Is it a faux pas here to out one's male persona via use of real name or profile pic?
Reason I ask, is a little while back I signed up to an LGBT group on Meetup that's local and they required a pic of me. Not an avatar. I sent them a pic of 'him' but signed up as Abbie. The organiser seems to care not a jot, even when I made it clear I'd (initially) be attending as 'him' and I signed with 'his' name. Do you ladies maintain a strict separation or is it OK to mix and match?
(Please note I'm firmly not talking TS and use of Dead names...)

Bobbi46
04-10-2019, 05:30 AM
Abbie its not a stupid question but depends on how deep one is buried in the spectrum of dressing if like Teresa dressing is 99% part of ones life then of course the use of ones femail name is more than appropriate. My nephew calls me Bobbi as a matter of course despite those odd days when be need rather than desire I have to be in drab.
The levels of acceptance having improved greatly recently and especially within the LGBT movement how one prefers to be addressed matters not one iota.

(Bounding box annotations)
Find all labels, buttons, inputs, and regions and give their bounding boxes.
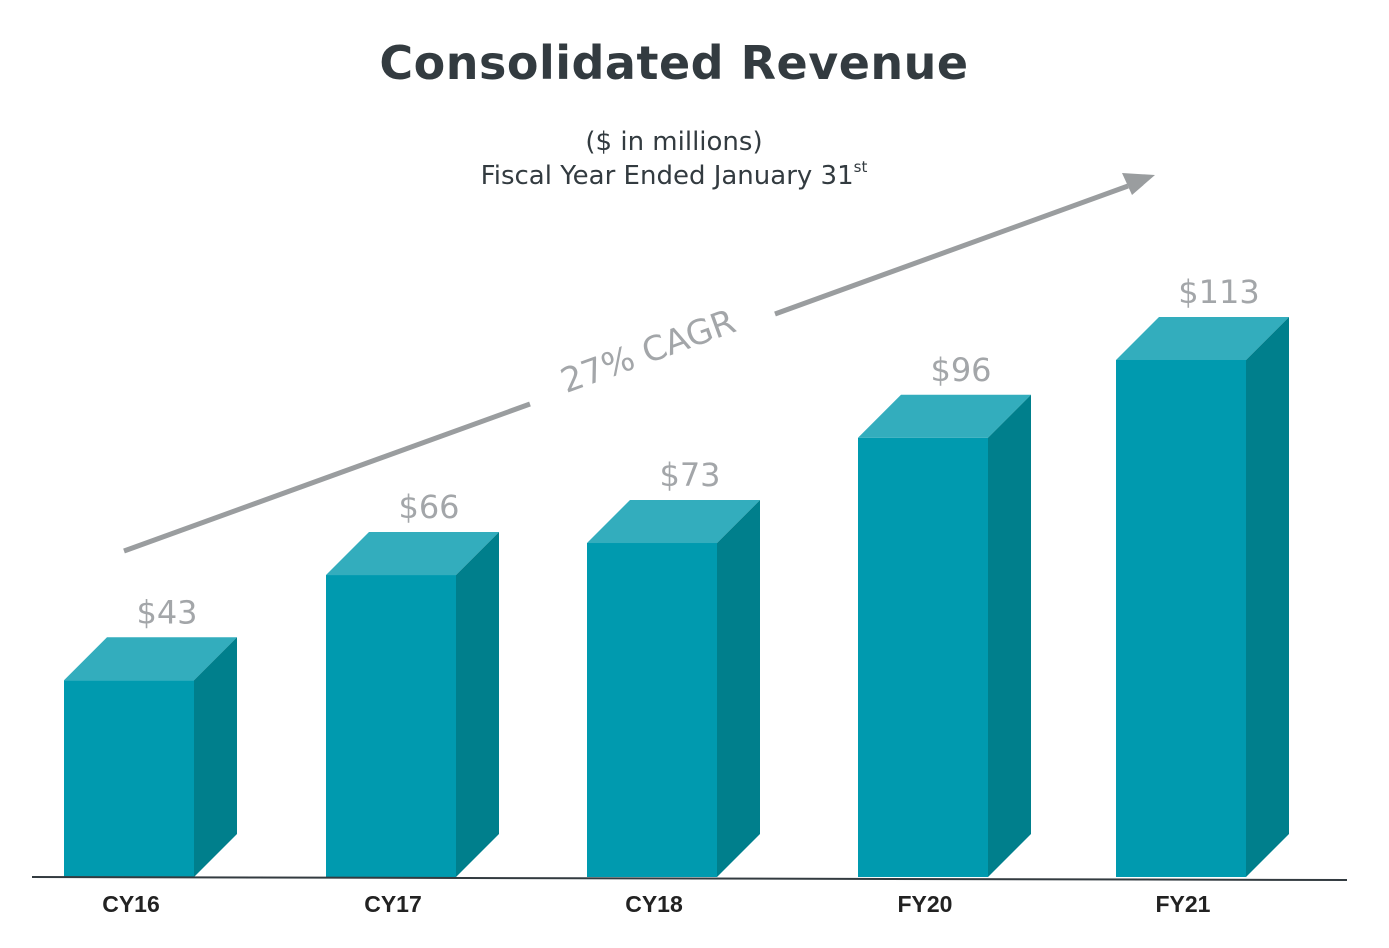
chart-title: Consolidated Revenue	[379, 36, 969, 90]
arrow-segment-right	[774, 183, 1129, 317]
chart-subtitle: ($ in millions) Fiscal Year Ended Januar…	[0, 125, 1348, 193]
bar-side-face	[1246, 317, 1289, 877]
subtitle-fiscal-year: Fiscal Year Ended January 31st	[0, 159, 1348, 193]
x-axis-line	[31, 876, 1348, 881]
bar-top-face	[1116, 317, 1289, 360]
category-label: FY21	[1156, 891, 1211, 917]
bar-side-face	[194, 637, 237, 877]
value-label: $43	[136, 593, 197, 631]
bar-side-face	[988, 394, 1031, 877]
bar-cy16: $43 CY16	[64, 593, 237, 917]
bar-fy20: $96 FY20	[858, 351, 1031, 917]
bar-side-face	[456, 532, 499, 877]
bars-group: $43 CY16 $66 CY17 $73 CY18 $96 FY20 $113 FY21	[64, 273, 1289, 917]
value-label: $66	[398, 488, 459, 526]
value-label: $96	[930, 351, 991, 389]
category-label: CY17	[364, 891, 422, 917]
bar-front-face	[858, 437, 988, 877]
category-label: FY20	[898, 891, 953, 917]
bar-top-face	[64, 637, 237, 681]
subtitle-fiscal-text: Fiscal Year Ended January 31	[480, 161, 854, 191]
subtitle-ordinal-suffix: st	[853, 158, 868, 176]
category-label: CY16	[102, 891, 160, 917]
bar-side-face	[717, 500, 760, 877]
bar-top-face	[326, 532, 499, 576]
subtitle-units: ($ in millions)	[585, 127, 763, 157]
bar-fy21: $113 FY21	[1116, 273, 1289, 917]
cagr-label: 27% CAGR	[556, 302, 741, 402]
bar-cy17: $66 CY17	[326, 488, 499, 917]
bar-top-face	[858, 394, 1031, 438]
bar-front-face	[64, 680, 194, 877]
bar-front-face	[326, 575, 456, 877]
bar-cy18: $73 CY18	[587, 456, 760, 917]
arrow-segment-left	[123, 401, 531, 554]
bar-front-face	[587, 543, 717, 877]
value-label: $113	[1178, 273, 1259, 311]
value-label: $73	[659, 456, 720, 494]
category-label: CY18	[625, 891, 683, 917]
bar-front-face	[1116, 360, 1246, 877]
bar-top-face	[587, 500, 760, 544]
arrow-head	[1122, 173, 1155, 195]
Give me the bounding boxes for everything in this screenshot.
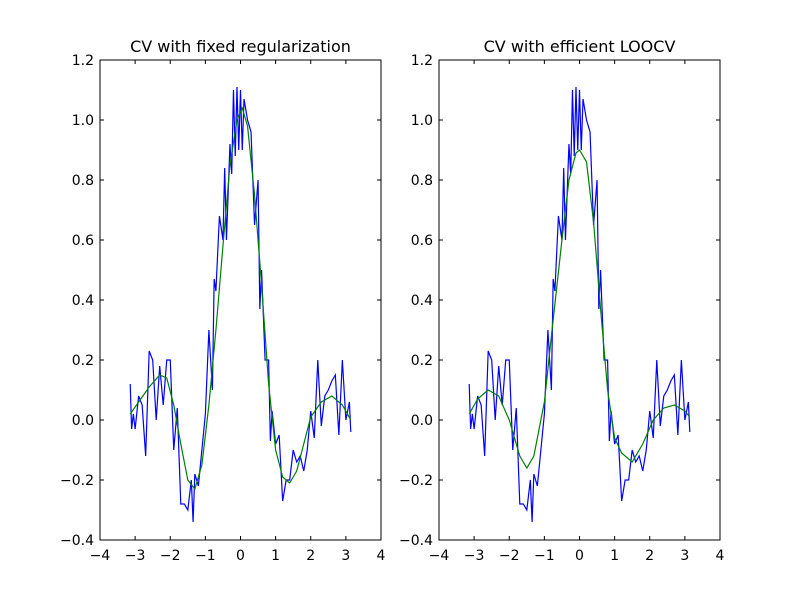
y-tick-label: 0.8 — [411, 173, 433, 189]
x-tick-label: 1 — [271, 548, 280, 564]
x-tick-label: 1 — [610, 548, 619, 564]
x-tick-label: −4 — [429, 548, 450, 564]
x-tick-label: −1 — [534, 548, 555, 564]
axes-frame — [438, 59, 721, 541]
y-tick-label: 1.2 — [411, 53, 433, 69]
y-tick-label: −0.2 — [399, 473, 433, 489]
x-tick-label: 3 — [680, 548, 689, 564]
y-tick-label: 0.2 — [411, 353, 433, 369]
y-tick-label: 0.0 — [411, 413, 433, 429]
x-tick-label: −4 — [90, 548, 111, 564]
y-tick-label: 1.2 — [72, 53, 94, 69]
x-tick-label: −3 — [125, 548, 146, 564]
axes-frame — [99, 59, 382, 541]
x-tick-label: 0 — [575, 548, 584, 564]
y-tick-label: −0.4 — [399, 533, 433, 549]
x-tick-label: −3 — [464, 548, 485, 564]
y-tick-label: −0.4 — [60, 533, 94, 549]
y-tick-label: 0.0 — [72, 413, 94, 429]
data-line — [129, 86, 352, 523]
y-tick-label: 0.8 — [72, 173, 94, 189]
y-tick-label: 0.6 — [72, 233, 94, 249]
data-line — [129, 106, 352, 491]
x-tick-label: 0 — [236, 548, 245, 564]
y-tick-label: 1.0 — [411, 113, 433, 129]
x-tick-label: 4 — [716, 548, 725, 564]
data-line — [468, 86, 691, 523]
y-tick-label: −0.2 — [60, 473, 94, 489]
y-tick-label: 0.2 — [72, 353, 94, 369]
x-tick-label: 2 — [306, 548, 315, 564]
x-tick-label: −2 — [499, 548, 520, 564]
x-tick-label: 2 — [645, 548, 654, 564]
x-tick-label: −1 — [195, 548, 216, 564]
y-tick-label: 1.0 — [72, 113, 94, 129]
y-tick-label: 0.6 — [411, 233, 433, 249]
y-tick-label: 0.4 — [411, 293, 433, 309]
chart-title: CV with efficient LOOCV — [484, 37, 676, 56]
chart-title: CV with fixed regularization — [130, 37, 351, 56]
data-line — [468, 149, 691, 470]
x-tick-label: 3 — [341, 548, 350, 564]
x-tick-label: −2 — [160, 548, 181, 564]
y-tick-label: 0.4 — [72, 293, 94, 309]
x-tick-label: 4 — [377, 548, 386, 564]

...

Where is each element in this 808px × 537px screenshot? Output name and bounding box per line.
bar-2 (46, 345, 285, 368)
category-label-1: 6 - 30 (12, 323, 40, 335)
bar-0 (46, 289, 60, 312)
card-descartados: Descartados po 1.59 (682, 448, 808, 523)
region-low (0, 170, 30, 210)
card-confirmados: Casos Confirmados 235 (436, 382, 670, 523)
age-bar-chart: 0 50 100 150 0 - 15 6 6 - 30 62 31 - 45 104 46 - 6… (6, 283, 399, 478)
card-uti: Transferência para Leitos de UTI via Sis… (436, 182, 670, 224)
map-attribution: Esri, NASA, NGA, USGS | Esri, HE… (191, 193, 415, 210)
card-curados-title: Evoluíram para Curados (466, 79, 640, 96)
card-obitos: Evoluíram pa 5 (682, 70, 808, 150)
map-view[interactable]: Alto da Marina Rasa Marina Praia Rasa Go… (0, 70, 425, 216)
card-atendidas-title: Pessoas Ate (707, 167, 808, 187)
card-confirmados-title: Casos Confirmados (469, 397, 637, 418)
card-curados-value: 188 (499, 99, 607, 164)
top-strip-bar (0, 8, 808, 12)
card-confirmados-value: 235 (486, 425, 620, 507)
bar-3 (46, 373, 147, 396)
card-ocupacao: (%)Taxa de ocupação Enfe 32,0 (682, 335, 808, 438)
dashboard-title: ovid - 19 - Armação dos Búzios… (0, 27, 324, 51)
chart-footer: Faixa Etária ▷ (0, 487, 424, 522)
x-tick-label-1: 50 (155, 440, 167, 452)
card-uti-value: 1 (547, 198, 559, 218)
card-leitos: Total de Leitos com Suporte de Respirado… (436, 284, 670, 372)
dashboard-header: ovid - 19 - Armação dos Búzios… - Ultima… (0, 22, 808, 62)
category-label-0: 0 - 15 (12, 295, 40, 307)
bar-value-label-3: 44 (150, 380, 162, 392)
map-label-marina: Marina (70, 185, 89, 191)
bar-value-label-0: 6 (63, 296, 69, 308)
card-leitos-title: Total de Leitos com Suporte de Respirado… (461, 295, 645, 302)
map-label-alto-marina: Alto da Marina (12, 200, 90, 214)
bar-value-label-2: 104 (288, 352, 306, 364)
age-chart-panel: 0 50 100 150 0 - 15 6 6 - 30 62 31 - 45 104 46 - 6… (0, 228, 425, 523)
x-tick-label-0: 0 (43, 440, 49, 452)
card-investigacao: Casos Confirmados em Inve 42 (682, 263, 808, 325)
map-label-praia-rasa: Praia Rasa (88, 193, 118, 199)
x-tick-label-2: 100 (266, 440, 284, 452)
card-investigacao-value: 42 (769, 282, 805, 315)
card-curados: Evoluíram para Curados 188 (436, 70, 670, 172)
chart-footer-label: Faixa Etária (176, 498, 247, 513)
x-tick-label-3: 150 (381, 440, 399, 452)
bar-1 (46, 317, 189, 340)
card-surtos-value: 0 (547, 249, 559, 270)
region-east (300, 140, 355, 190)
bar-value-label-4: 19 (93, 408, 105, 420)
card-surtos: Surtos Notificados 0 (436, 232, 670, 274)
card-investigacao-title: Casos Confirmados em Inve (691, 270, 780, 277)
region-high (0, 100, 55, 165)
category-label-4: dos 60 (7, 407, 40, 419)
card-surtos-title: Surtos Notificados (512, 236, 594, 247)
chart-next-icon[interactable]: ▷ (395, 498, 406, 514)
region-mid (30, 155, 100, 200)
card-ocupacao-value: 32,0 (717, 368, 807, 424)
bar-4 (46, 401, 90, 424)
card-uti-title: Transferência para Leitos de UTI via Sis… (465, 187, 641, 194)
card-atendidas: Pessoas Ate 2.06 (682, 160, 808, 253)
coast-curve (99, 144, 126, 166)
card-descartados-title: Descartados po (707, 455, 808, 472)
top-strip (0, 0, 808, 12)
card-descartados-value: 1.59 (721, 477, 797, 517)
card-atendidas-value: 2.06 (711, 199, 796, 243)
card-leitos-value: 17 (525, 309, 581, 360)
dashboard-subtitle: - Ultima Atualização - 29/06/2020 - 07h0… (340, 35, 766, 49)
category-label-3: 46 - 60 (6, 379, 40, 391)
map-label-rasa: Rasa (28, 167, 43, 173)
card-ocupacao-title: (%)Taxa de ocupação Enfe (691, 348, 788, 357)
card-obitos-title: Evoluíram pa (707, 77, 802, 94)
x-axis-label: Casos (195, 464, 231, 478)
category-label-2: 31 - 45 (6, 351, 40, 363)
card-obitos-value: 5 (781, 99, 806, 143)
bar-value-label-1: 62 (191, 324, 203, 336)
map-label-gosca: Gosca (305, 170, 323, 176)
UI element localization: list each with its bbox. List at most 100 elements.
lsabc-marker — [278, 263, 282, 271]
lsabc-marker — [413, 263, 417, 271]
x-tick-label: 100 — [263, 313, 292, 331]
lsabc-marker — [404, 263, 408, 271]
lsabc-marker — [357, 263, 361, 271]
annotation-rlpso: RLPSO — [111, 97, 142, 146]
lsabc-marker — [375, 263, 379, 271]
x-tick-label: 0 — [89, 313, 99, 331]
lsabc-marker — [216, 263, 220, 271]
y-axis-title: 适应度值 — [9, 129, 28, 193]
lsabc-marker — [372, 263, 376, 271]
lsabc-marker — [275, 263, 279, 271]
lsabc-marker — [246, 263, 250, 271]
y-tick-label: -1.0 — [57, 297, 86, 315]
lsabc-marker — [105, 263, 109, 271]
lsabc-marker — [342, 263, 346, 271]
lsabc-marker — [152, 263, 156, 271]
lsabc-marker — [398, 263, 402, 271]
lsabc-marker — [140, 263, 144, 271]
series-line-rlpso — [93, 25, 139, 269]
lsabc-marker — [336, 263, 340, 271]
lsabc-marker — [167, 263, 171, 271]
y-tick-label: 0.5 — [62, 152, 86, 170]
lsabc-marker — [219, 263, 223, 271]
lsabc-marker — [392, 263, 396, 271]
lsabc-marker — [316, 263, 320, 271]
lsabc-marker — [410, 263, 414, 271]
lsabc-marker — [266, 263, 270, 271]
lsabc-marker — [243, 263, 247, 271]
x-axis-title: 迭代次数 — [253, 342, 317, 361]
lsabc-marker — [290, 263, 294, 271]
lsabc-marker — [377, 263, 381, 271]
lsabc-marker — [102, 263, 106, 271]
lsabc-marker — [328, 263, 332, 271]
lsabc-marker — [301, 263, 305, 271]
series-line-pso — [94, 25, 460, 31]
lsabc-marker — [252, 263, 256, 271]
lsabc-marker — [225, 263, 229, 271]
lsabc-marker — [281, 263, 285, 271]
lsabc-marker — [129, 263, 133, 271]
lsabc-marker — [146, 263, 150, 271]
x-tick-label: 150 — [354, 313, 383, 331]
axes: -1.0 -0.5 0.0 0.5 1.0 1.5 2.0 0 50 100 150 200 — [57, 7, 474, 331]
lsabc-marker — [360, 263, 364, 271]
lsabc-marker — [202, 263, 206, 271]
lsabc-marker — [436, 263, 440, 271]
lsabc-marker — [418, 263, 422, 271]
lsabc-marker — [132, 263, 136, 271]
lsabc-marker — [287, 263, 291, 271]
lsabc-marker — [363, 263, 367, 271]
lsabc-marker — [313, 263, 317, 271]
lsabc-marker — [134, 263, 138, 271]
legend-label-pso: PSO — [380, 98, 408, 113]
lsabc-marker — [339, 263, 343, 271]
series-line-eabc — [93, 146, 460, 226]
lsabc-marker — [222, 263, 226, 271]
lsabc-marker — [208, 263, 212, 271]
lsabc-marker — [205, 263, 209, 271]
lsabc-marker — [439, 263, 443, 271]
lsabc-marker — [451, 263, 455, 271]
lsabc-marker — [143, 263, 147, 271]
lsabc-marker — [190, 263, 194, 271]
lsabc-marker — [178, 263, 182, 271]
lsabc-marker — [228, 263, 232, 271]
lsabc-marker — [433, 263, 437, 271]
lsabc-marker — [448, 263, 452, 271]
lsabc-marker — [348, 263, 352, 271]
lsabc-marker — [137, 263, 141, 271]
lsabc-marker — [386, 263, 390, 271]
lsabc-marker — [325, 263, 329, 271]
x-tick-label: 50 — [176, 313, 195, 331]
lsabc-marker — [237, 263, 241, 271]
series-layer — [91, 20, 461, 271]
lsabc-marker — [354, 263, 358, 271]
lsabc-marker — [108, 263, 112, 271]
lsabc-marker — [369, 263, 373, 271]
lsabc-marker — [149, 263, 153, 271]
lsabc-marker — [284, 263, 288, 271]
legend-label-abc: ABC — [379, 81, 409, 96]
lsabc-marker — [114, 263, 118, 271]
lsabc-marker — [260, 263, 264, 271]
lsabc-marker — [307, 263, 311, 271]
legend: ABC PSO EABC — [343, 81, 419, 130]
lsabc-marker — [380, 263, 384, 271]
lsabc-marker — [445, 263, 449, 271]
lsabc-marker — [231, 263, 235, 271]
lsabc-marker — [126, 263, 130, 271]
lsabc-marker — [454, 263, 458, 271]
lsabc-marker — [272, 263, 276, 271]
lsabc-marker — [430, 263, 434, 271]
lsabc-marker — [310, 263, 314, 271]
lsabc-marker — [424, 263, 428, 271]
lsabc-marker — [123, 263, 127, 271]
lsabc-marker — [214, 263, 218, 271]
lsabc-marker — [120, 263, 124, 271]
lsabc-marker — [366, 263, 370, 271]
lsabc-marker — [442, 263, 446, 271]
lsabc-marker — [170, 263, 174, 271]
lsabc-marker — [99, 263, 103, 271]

* **Short task 1**
Summarize the forum thread about using one's real name or photo in two sentences.
* **Short task 2**
Pick up the forum thread about using one's real name or photo where Bobbi46's reply stops, and carry it on.

* **Written response 1**
A poster who joined a local LGBT Meetup group with a photo of "him" while signing up as Abbie asks whether it is a faux pas to mix the two identities or whether a strict separation is expected. Bobbi46 replies that it depends on how much dressing is part of one's life, and that with acceptance greatly improved, especially within the LGBT movement, how one prefers to be addressed matters not one iota.

* **Written response 2**
Answering you question I do not adhere strictly to he separation of my female/male name, it all comes down to societal acceptance.

Macey
04-10-2019, 05:35 AM
Abbie, to be fair, I don't have experience with such groups, but at a guess (stupid guess for a not-so-stupid question) I'd say that they probably want a 'proper' photo for vetting purposes. They likely have an interest in keeping out anonymous types who may or may not be trying to join for nefarious reasons. I'd think that they wouldn't care one whit about how you present so long as you're honest. I'd gather it is their way to foster an understanding and supportive community. Even here on this forum there are so many unique and wonderful people in one state of flux or combination in one way or another that it is probably fairly common in other groups for people to present as it suits them while they are figuring it all out.

Ressie
04-10-2019, 05:47 AM
You can do whatever you want as long as you don't break any of the forum's rules.

abbiedrake
04-10-2019, 06:02 AM
Macey, yeah, I know it was for vetting purposes, but since I was joining under the aegis of being Trans (-vestite, rather than transexual) I wondered if I should post an en femme pic. Well I don't have any. So a pic of Chris had to do. There we go, in case anyone missed my About your Female Name post.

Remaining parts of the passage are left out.